### EXERCISE DESCRIPTION
Without the images, print all the entries below exactly as given.

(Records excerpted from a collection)
•••••
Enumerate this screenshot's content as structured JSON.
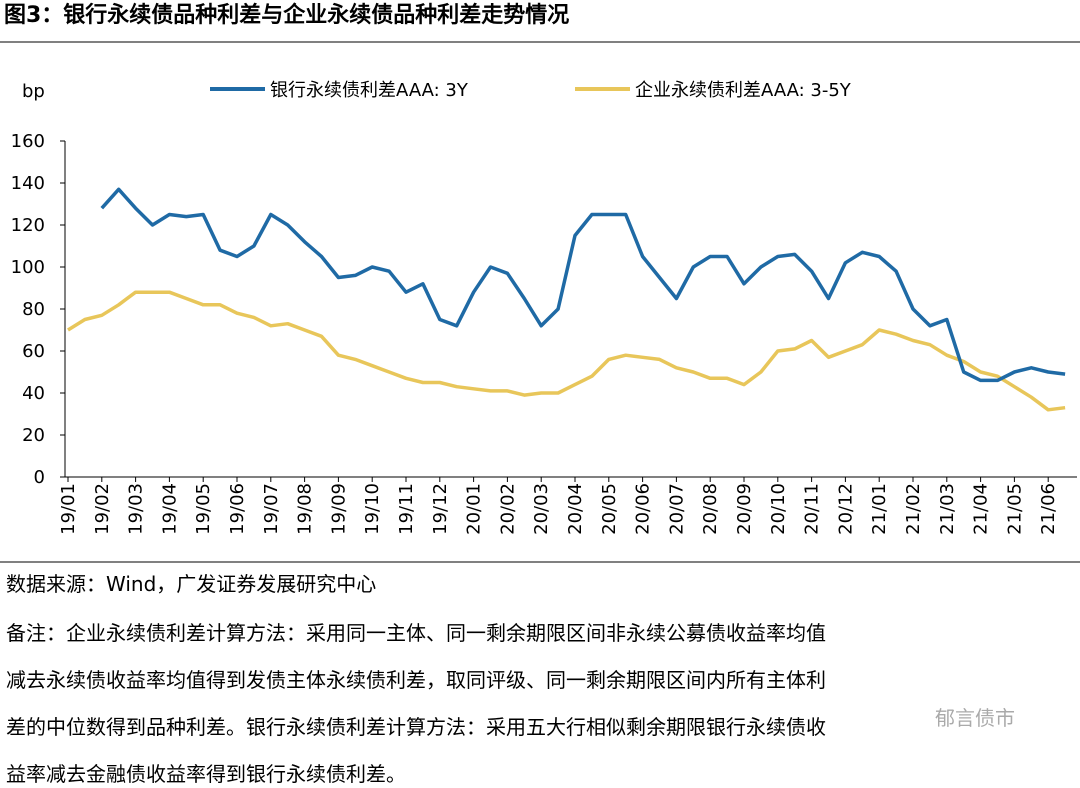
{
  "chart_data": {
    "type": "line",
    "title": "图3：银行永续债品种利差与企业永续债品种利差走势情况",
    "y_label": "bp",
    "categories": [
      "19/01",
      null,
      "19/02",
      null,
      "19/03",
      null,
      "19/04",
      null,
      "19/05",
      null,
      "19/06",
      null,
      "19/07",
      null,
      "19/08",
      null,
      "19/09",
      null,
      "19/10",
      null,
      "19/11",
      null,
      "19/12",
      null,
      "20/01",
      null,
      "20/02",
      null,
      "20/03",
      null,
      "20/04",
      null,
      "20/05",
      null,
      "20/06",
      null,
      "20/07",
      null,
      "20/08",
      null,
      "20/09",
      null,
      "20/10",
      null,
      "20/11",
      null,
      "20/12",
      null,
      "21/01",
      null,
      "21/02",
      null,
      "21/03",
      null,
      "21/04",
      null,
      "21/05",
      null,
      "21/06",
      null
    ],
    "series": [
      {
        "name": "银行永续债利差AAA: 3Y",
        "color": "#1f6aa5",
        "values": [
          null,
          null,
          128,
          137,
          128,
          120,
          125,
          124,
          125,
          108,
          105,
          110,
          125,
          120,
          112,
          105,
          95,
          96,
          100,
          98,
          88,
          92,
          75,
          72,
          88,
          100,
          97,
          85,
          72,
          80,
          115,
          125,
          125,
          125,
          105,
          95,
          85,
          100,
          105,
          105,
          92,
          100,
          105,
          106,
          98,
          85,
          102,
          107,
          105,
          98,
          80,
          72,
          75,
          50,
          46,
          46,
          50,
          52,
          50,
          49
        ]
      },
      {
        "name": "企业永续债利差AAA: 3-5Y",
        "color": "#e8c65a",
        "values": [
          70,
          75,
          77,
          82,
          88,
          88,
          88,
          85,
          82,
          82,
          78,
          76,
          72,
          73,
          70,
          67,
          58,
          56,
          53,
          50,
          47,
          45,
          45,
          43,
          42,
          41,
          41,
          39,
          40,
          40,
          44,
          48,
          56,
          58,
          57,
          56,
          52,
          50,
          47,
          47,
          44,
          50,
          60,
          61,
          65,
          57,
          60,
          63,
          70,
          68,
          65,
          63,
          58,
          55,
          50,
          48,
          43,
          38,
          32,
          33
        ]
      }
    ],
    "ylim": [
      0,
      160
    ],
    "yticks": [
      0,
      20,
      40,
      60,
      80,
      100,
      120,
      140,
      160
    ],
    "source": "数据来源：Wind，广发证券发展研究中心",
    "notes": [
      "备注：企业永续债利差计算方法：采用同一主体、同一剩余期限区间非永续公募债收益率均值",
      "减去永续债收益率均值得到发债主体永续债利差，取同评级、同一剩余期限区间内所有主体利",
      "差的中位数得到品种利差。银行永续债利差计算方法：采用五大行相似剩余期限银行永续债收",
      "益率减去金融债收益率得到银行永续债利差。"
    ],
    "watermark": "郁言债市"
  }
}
•••••
### FINISHED ANSWER
Enumerate this screenshot's content as structured JSON.
{
  "chart_data": {
    "type": "line",
    "title": "图3：银行永续债品种利差与企业永续债品种利差走势情况",
    "y_label": "bp",
    "categories": [
      "19/01",
      null,
      "19/02",
      null,
      "19/03",
      null,
      "19/04",
      null,
      "19/05",
      null,
      "19/06",
      null,
      "19/07",
      null,
      "19/08",
      null,
      "19/09",
      null,
      "19/10",
      null,
      "19/11",
      null,
      "19/12",
      null,
      "20/01",
      null,
      "20/02",
      null,
      "20/03",
      null,
      "20/04",
      null,
      "20/05",
      null,
      "20/06",
      null,
      "20/07",
      null,
      "20/08",
      null,
      "20/09",
      null,
      "20/10",
      null,
      "20/11",
      null,
      "20/12",
      null,
      "21/01",
      null,
      "21/02",
      null,
      "21/03",
      null,
      "21/04",
      null,
      "21/05",
      null,
      "21/06",
      null
    ],
    "series": [
      {
        "name": "银行永续债利差AAA: 3Y",
        "color": "#1f6aa5",
        "values": [
          null,
          null,
          128,
          137,
          128,
          120,
          125,
          124,
          125,
          108,
          105,
          110,
          125,
          120,
          112,
          105,
          95,
          96,
          100,
          98,
          88,
          92,
          75,
          72,
          88,
          100,
          97,
          85,
          72,
          80,
          115,
          125,
          125,
          125,
          105,
          95,
          85,
          100,
          105,
          105,
          92,
          100,
          105,
          106,
          98,
          85,
          102,
          107,
          105,
          98,
          80,
          72,
          75,
          50,
          46,
          46,
          50,
          52,
          50,
          49
        ]
      },
      {
        "name": "企业永续债利差AAA: 3-5Y",
        "color": "#e8c65a",
        "values": [
          70,
          75,
          77,
          82,
          88,
          88,
          88,
          85,
          82,
          82,
          78,
          76,
          72,
          73,
          70,
          67,
          58,
          56,
          53,
          50,
          47,
          45,
          45,
          43,
          42,
          41,
          41,
          39,
          40,
          40,
          44,
          48,
          56,
          58,
          57,
          56,
          52,
          50,
          47,
          47,
          44,
          50,
          60,
          61,
          65,
          57,
          60,
          63,
          70,
          68,
          65,
          63,
          58,
          55,
          50,
          48,
          43,
          38,
          32,
          33
        ]
      }
    ],
    "ylim": [
      0,
      160
    ],
    "yticks": [
      0,
      20,
      40,
      60,
      80,
      100,
      120,
      140,
      160
    ],
    "source": "数据来源：Wind，广发证券发展研究中心",
    "notes": [
      "备注：企业永续债利差计算方法：采用同一主体、同一剩余期限区间非永续公募债收益率均值",
      "减去永续债收益率均值得到发债主体永续债利差，取同评级、同一剩余期限区间内所有主体利",
      "差的中位数得到品种利差。银行永续债利差计算方法：采用五大行相似剩余期限银行永续债收",
      "益率减去金融债收益率得到银行永续债利差。"
    ],
    "watermark": "郁言债市"
  }
}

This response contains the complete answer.